Des éléments concrets et précis issus d'évaluations randomisées peuvent maximiser l'impact du financement des bailleurs de fonds.

Pourquoi s'intéresser aux données probantes ?

Les données probantes sur des approches efficaces menées à travers le monde peuvent fournir des idées d'interventions prometteuses dans lesquelles investir.

De manière plus spécifique, les essais contrôlés randomisés peuvent nous révéler quels programmes ont réussi à augmenter la scolarisation des filles et lesquels n'ont pas, avec des résultats souvent surprenants.

Les évaluations d'impact ont montré que dans certains contextes, par exemple, augmenter les dépenses pour les manuels scolaires et les ordinateurs n'a pas augmenté les taux de scolarisation.

Les analyses coût-efficacité peuvent également faire la lumière sur les interventions qui ont donné de bons résultats lorsqu'elles ont été mises en œuvre dans le bon contexte. Certains des programmes de scolarisation les plus rentables testés à ce jour portent sur des problèmes de santé infantile, tels que les vers intestinaux et l'anémie chronique.

Les données probantes issues d’évaluations d'impact global, combinées aux connaissances contextuelles, peuvent également soutenir la conception des interventions afin de maximiser leur impact.

Après avoir recensé les interventions qui fonctionnent, nous pouvons associer les évaluations aux données contextuelles locales pour comprendre si ces interventions peuvent être reproduites dans le contexte local et de quelle manière.

J-PAL Africa, par exemple, travaille actuellement au Nigéria à la conception d'un programme d’acquisition de compétences nécessaires dans la vie courante fondé sur des données probantes, en collaboration avec la Banque mondiale, le ministère fédéral de l'Éducation et de la Santé, le ministère de l'Éducation de l'État de Katsina et le Gender Innovation Lab.

Nous utilisons des données issues d'essais contrôlés randomisés menés sur 36 interventions en matière de compétences nécessaires à la vie courante pour concevoir un programme fondé sur des enseignements tirés à l’échelle mondiale.

Améliorer l’éducation des filles : que nous apprennent les données probantes ?

Les bailleurs de fonds et les gouvernements devraient garder à l'esprit trois leçons clés lorsqu'ils réfléchissent aux interventions dans lesquelles investir pour maintenir les filles à l'école.

1. Les interventions qui réduisent les coûts de l'éducation sont particulièrement efficaces pour augmenter la scolarisation des filles.

Si la plupart des pays ont supprimé les frais de scolarité dans les écoles primaires publiques, l’enseignement secondaire reste toujours payant dans la plupart des cas. Même lorsqu'il n'y a pas de frais de scolarité à proprement parler, les parents doivent souvent payer les uniformes, les manuels et les fournitures scolaires.

DONNÉES SOURCES
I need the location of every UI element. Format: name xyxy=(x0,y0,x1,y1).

ÉNONCÉ DU PROBLÈME
Reproduisez le passage sur l'éducation des filles en commençant à « Les évaluations d'impact » et en terminant à « taux de scolarisation. », et substituez « tablettes » à « ordinateurs ».

RÉSULTAT OBTENU
Les évaluations d'impact ont montré que dans certains contextes, par exemple, augmenter les dépenses pour les manuels scolaires et les tablettes n'a pas augmenté les taux de scolarisation.